● **Written problem**
All entries must be extracted exactly, with nothing added or dropped.

Data listing
[Start]

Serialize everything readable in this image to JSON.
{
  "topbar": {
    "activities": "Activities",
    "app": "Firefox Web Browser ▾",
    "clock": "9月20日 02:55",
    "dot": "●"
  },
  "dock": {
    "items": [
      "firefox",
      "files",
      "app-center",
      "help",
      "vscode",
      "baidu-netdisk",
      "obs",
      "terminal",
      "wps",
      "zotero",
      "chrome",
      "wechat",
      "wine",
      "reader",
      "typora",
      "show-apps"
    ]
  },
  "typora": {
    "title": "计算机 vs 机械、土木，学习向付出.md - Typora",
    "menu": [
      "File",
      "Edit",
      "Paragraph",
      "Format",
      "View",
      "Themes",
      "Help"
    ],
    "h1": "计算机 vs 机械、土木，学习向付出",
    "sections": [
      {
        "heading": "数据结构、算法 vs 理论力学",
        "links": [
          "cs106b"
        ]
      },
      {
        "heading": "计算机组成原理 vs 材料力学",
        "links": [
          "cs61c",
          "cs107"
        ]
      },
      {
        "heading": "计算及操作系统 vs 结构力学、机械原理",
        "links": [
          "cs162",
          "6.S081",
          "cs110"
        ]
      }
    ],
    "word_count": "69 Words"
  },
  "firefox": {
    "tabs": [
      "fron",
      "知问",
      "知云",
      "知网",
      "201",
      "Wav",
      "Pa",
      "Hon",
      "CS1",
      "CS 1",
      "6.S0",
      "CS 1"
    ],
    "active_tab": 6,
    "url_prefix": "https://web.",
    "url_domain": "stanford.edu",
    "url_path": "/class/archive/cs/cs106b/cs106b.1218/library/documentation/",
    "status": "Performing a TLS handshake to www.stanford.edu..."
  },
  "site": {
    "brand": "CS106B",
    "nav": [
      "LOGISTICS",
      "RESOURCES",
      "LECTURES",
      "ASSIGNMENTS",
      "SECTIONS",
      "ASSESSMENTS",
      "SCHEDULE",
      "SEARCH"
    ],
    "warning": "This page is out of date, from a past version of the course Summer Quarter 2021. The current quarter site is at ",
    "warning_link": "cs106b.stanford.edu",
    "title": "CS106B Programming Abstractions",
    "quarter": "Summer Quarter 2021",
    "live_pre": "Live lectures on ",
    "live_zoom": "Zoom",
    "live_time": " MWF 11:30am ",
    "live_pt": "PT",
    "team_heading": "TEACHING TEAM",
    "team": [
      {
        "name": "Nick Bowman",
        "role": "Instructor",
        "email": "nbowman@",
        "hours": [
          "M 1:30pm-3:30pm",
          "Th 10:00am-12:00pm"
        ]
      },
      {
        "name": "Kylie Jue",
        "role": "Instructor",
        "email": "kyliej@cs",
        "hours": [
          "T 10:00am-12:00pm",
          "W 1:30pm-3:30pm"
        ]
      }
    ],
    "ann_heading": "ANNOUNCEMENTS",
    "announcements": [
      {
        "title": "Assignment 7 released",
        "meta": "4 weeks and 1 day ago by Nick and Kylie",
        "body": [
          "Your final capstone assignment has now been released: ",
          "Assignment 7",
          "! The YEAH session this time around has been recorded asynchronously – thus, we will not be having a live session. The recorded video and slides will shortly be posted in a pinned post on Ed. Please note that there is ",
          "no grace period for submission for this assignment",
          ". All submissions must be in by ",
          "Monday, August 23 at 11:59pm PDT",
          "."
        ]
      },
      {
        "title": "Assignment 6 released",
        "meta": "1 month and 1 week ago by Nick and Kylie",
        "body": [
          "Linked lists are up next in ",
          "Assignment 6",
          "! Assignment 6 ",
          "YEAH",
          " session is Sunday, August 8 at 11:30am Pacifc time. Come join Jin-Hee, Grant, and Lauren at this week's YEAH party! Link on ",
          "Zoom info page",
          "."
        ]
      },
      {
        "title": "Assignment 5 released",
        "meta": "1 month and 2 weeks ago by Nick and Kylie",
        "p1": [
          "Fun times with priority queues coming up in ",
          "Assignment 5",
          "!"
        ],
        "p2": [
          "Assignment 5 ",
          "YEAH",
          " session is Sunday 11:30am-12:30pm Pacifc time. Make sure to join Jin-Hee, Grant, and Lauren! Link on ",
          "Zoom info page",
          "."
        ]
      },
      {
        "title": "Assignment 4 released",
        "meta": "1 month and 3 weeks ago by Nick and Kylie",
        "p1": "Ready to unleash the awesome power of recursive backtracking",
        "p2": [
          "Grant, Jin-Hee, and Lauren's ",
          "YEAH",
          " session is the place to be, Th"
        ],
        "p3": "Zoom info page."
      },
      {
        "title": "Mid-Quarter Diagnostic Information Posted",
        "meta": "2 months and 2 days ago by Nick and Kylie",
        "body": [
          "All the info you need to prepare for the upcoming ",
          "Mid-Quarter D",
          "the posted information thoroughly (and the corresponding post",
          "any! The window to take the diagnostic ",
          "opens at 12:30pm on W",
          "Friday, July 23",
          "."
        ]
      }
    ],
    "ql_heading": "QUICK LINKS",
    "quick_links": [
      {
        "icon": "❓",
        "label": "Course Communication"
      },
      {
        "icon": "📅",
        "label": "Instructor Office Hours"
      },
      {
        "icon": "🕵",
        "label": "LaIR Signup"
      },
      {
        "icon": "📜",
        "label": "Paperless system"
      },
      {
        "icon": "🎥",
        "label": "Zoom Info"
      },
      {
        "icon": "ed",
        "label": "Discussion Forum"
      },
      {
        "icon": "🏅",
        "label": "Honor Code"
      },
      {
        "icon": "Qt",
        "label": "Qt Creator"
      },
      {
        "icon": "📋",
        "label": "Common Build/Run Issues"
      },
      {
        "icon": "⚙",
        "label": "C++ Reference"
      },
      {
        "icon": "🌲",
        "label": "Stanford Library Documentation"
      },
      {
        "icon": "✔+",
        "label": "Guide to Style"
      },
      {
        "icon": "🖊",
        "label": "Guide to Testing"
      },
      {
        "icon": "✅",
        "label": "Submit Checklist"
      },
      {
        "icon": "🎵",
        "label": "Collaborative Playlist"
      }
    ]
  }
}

[End]

● **Written answer**
Serialize everything readable in this image to JSON.
{
  "topbar": {
    "activities": "Activities",
    "app": "Firefox Web Browser ▾",
    "clock": "9月20日 02:55",
    "dot": "●"
  },
  "dock": {
    "items": [
      "firefox",
      "files",
      "app-center",
      "help",
      "vscode",
      "baidu-netdisk",
      "obs",
      "terminal",
      "wps",
      "zotero",
      "chrome",
      "wechat",
      "wine",
      "reader",
      "typora",
      "show-apps"
    ]
  },
  "typora": {
    "title": "计算机 vs 机械、土木，学习向付出.md - Typora",
    "menu": [
      "File",
      "Edit",
      "Paragraph",
      "Format",
      "View",
      "Themes",
      "Help"
    ],
    "h1": "计算机 vs 机械、土木，学习向付出",
    "sections": [
      {
        "heading": "数据结构、算法 vs 理论力学",
        "links": [
          "cs106b"
        ]
      },
      {
        "heading": "计算机组成原理 vs 材料力学",
        "links": [
          "cs61c",
          "cs107"
        ]
      },
      {
        "heading": "计算及操作系统 vs 结构力学、机械原理",
        "links": [
          "cs162",
          "6.S081",
          "cs110"
        ]
      }
    ],
    "word_count": "69 Words"
  },
  "firefox": {
    "tabs": [
      "fron",
      "知问",
      "知云",
      "知网",
      "201",
      "Wav",
      "Pa",
      "Hon",
      "CS1",
      "CS 1",
      "6.S0",
      "CS 1"
    ],
    "active_tab": 6,
    "url_prefix": "https://web.",
    "url_domain": "stanford.edu",
    "url_path": "/class/archive/cs/cs106b/cs106b.1218/library/documentation/",
    "status": "Performing a TLS handshake to www.stanford.edu..."
  },
  "site": {
    "brand": "CS106B",
    "nav": [
      "LOGISTICS",
      "RESOURCES",
      "LECTURES",
      "ASSIGNMENTS",
      "SECTIONS",
      "ASSESSMENTS",
      "SCHEDULE",
      "SEARCH"
    ],
    "warning": "This page is out of date, from a past version of the course Summer Quarter 2021. The current quarter site is at ",
    "warning_link": "cs106b.stanford.edu",
    "title": "CS106B Programming Abstractions",
    "quarter": "Summer Quarter 2021",
    "live_pre": "Live lectures on ",
    "live_zoom": "Zoom",
    "live_time": " MWF 11:30am ",
    "live_pt": "PT",
    "team_heading": "TEACHING TEAM",
    "team": [
      {
        "name": "Nick Bowman",
        "role": "Instructor",
        "email": "nbowman@",
        "hours": [
          "M 1:30pm-3:30pm",
          "Th 10:00am-12:00pm"
        ]
      },
      {
        "name": "Kylie Jue",
        "role": "Instructor",
        "email": "kyliej@cs",
        "hours": [
          "T 10:00am-12:00pm",
          "W 1:30pm-3:30pm"
        ]
      }
    ],
    "ann_heading": "ANNOUNCEMENTS",
    "announcements": [
      {
        "title": "Assignment 7 released",
        "meta": "4 weeks and 1 day ago by Nick and Kylie",
        "body": [
          "Your final capstone assignment has now been released: ",
          "Assignment 7",
          "! The YEAH session this time around has been recorded asynchronously – thus, we will not be having a live session. The recorded video and slides will shortly be posted in a pinned post on Ed. Please note that there is ",
          "no grace period for submission for this assignment",
          ". All submissions must be in by ",
          "Monday, August 23 at 11:59pm PDT",
          "."
        ]
      },
      {
        "title": "Assignment 6 released",
        "meta": "1 month and 1 week ago by Nick and Kylie",
        "body": [
          "Linked lists are up next in ",
          "Assignment 6",
          "! Assignment 6 ",
          "YEAH",
          " session is Sunday, August 8 at 11:30am Pacifc time. Come join Jin-Hee, Grant, and Lauren at this week's YEAH party! Link on ",
          "Zoom info page",
          "."
        ]
      },
      {
        "title": "Assignment 5 released",
        "meta": "1 month and 2 weeks ago by Nick and Kylie",
        "p1": [
          "Fun times with priority queues coming up in ",
          "Assignment 5",
          "!"
        ],
        "p2": [
          "Assignment 5 ",
          "YEAH",
          " session is Sunday 11:30am-12:30pm Pacifc time. Make sure to join Jin-Hee, Grant, and Lauren! Link on ",
          "Zoom info page",
          "."
        ]
      },
      {
        "title": "Assignment 4 released",
        "meta": "1 month and 3 weeks ago by Nick and Kylie",
        "p1": "Ready to unleash the awesome power of recursive backtracking",
        "p2": [
          "Grant, Jin-Hee, and Lauren's ",
          "YEAH",
          " session is the place to be, Th"
        ],
        "p3": "Zoom info page."
      },
      {
        "title": "Mid-Quarter Diagnostic Information Posted",
        "meta": "2 months and 2 days ago by Nick and Kylie",
        "body": [
          "All the info you need to prepare for the upcoming ",
          "Mid-Quarter D",
          "the posted information thoroughly (and the corresponding post",
          "any! The window to take the diagnostic ",
          "opens at 12:30pm on W",
          "Friday, July 23",
          "."
        ]
      }
    ],
    "ql_heading": "QUICK LINKS",
    "quick_links": [
      {
        "icon": "❓",
        "label": "Course Communication"
      },
      {
        "icon": "📅",
        "label": "Instructor Office Hours"
      },
      {
        "icon": "🕵",
        "label": "LaIR Signup"
      },
      {
        "icon": "📜",
        "label": "Paperless system"
      },
      {
        "icon": "🎥",
        "label": "Zoom Info"
      },
      {
        "icon": "ed",
        "label": "Discussion Forum"
      },
      {
        "icon": "🏅",
        "label": "Honor Code"
      },
      {
        "icon": "Qt",
        "label": "Qt Creator"
      },
      {
        "icon": "📋",
        "label": "Common Build/Run Issues"
      },
      {
        "icon": "⚙",
        "label": "C++ Reference"
      },
      {
        "icon": "🌲",
        "label": "Stanford Library Documentation"
      },
      {
        "icon": "✔+",
        "label": "Guide to Style"
      },
      {
        "icon": "🖊",
        "label": "Guide to Testing"
      },
      {
        "icon": "✅",
        "label": "Submit Checklist"
      },
      {
        "icon": "🎵",
        "label": "Collaborative Playlist"
      }
    ]
  }
}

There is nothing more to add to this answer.